# Exercise task
Copy all the material that follows, keeping every character the same.

————————

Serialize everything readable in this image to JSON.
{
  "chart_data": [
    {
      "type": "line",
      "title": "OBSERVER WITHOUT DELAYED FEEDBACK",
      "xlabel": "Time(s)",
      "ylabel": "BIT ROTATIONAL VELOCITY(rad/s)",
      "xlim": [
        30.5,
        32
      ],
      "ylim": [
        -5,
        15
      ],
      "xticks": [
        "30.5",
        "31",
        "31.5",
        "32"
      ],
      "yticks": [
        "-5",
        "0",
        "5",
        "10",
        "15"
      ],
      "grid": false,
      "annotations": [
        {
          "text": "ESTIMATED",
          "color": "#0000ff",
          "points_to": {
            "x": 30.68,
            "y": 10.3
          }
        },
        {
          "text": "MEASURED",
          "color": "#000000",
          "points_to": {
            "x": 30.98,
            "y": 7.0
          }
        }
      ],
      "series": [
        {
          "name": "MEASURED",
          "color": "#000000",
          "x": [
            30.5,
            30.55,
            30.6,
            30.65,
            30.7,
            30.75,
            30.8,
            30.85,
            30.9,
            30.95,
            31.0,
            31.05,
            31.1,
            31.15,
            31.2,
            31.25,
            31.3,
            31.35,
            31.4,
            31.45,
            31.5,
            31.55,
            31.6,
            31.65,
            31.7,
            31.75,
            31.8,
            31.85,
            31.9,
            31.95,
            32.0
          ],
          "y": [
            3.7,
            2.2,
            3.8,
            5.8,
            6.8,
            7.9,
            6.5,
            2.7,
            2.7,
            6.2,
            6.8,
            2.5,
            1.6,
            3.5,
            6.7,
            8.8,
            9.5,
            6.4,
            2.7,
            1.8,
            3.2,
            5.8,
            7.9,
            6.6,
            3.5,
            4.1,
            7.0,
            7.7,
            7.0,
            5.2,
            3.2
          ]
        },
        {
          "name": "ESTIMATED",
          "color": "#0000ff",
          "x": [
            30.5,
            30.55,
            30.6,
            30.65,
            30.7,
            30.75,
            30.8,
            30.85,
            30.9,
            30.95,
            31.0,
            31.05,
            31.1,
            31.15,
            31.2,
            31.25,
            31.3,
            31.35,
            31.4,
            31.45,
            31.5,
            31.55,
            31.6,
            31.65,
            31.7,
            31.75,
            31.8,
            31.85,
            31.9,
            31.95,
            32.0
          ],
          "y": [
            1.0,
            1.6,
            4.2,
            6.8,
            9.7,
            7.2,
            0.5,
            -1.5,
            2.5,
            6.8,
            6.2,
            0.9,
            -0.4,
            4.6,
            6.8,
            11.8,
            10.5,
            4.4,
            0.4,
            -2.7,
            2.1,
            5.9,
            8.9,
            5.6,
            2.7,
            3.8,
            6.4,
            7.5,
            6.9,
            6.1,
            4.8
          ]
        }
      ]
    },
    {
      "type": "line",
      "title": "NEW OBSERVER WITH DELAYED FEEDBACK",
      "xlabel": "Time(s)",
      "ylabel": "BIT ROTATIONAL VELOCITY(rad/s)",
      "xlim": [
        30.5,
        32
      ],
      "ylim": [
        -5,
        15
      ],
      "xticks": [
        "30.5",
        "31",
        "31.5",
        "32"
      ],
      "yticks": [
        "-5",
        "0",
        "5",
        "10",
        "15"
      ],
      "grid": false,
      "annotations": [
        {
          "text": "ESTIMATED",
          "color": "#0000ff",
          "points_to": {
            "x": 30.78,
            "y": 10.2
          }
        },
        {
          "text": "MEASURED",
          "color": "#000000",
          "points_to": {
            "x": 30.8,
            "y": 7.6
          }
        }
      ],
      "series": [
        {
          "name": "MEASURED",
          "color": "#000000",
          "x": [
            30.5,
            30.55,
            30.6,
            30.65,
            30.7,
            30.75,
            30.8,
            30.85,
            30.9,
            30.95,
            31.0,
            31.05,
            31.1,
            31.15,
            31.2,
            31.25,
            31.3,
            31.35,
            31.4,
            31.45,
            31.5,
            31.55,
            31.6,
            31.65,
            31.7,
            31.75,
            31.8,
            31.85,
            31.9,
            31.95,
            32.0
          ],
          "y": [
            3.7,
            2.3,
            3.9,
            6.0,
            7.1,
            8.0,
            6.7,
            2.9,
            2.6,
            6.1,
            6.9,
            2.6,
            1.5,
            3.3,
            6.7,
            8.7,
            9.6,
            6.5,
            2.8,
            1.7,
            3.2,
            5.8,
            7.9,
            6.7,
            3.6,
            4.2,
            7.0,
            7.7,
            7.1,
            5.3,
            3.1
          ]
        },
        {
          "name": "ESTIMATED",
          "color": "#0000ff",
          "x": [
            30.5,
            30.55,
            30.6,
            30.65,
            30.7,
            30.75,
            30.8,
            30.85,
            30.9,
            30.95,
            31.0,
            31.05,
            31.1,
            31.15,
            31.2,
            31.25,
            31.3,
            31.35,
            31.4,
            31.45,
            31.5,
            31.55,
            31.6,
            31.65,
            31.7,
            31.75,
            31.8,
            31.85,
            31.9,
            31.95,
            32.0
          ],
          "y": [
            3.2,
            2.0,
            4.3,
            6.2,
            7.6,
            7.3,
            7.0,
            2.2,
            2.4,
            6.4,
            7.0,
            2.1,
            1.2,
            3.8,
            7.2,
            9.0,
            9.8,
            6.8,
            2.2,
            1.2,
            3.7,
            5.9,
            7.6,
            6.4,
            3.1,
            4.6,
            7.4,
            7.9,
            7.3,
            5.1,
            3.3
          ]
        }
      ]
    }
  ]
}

————————

# Final answer
Serialize everything readable in this image to JSON.
{
  "chart_data": [
    {
      "type": "line",
      "title": "OBSERVER WITHOUT DELAYED FEEDBACK",
      "xlabel": "Time(s)",
      "ylabel": "BIT ROTATIONAL VELOCITY(rad/s)",
      "xlim": [
        30.5,
        32
      ],
      "ylim": [
        -5,
        15
      ],
      "xticks": [
        "30.5",
        "31",
        "31.5",
        "32"
      ],
      "yticks": [
        "-5",
        "0",
        "5",
        "10",
        "15"
      ],
      "grid": false,
      "annotations": [
        {
          "text": "ESTIMATED",
          "color": "#0000ff",
          "points_to": {
            "x": 30.68,
            "y": 10.3
          }
        },
        {
          "text": "MEASURED",
          "color": "#000000",
          "points_to": {
            "x": 30.98,
            "y": 7.0
          }
        }
      ],
      "series": [
        {
          "name": "MEASURED",
          "color": "#000000",
          "x": [
            30.5,
            30.55,
            30.6,
            30.65,
            30.7,
            30.75,
            30.8,
            30.85,
            30.9,
            30.95,
            31.0,
            31.05,
            31.1,
            31.15,
            31.2,
            31.25,
            31.3,
            31.35,
            31.4,
            31.45,
            31.5,
            31.55,
            31.6,
            31.65,
            31.7,
            31.75,
            31.8,
            31.85,
            31.9,
            31.95,
            32.0
          ],
          "y": [
            3.7,
            2.2,
            3.8,
            5.8,
            6.8,
            7.9,
            6.5,
            2.7,
            2.7,
            6.2,
            6.8,
            2.5,
            1.6,
            3.5,
            6.7,
            8.8,
            9.5,
            6.4,
            2.7,
            1.8,
            3.2,
            5.8,
            7.9,
            6.6,
            3.5,
            4.1,
            7.0,
            7.7,
            7.0,
            5.2,
            3.2
          ]
        },
        {
          "name": "ESTIMATED",
          "color": "#0000ff",
          "x": [
            30.5,
            30.55,
            30.6,
            30.65,
            30.7,
            30.75,
            30.8,
            30.85,
            30.9,
            30.95,
            31.0,
            31.05,
            31.1,
            31.15,
            31.2,
            31.25,
            31.3,
            31.35,
            31.4,
            31.45,
            31.5,
            31.55,
            31.6,
            31.65,
            31.7,
            31.75,
            31.8,
            31.85,
            31.9,
            31.95,
            32.0
          ],
          "y": [
            1.0,
            1.6,
            4.2,
            6.8,
            9.7,
            7.2,
            0.5,
            -1.5,
            2.5,
            6.8,
            6.2,
            0.9,
            -0.4,
            4.6,
            6.8,
            11.8,
            10.5,
            4.4,
            0.4,
            -2.7,
            2.1,
            5.9,
            8.9,
            5.6,
            2.7,
            3.8,
            6.4,
            7.5,
            6.9,
            6.1,
            4.8
          ]
        }
      ]
    },
    {
      "type": "line",
      "title": "NEW OBSERVER WITH DELAYED FEEDBACK",
      "xlabel": "Time(s)",
      "ylabel": "BIT ROTATIONAL VELOCITY(rad/s)",
      "xlim": [
        30.5,
        32
      ],
      "ylim": [
        -5,
        15
      ],
      "xticks": [
        "30.5",
        "31",
        "31.5",
        "32"
      ],
      "yticks": [
        "-5",
        "0",
        "5",
        "10",
        "15"
      ],
      "grid": false,
      "annotations": [
        {
          "text": "ESTIMATED",
          "color": "#0000ff",
          "points_to": {
            "x": 30.78,
            "y": 10.2
          }
        },
        {
          "text": "MEASURED",
          "color": "#000000",
          "points_to": {
            "x": 30.8,
            "y": 7.6
          }
        }
      ],
      "series": [
        {
          "name": "MEASURED",
          "color": "#000000",
          "x": [
            30.5,
            30.55,
            30.6,
            30.65,
            30.7,
            30.75,
            30.8,
            30.85,
            30.9,
            30.95,
            31.0,
            31.05,
            31.1,
            31.15,
            31.2,
            31.25,
            31.3,
            31.35,
            31.4,
            31.45,
            31.5,
            31.55,
            31.6,
            31.65,
            31.7,
            31.75,
            31.8,
            31.85,
            31.9,
            31.95,
            32.0
          ],
          "y": [
            3.7,
            2.3,
            3.9,
            6.0,
            7.1,
            8.0,
            6.7,
            2.9,
            2.6,
            6.1,
            6.9,
            2.6,
            1.5,
            3.3,
            6.7,
            8.7,
            9.6,
            6.5,
            2.8,
            1.7,
            3.2,
            5.8,
            7.9,
            6.7,
            3.6,
            4.2,
            7.0,
            7.7,
            7.1,
            5.3,
            3.1
          ]
        },
        {
          "name": "ESTIMATED",
          "color": "#0000ff",
          "x": [
            30.5,
            30.55,
            30.6,
            30.65,
            30.7,
            30.75,
            30.8,
            30.85,
            30.9,
            30.95,
            31.0,
            31.05,
            31.1,
            31.15,
            31.2,
            31.25,
            31.3,
            31.35,
            31.4,
            31.45,
            31.5,
            31.55,
            31.6,
            31.65,
            31.7,
            31.75,
            31.8,
            31.85,
            31.9,
            31.95,
            32.0
          ],
          "y": [
            3.2,
            2.0,
            4.3,
            6.2,
            7.6,
            7.3,
            7.0,
            2.2,
            2.4,
            6.4,
            7.0,
            2.1,
            1.2,
            3.8,
            7.2,
            9.0,
            9.8,
            6.8,
            2.2,
            1.2,
            3.7,
            5.9,
            7.6,
            6.4,
            3.1,
            4.6,
            7.4,
            7.9,
            7.3,
            5.1,
            3.3
          ]
        }
      ]
    }
  ]
}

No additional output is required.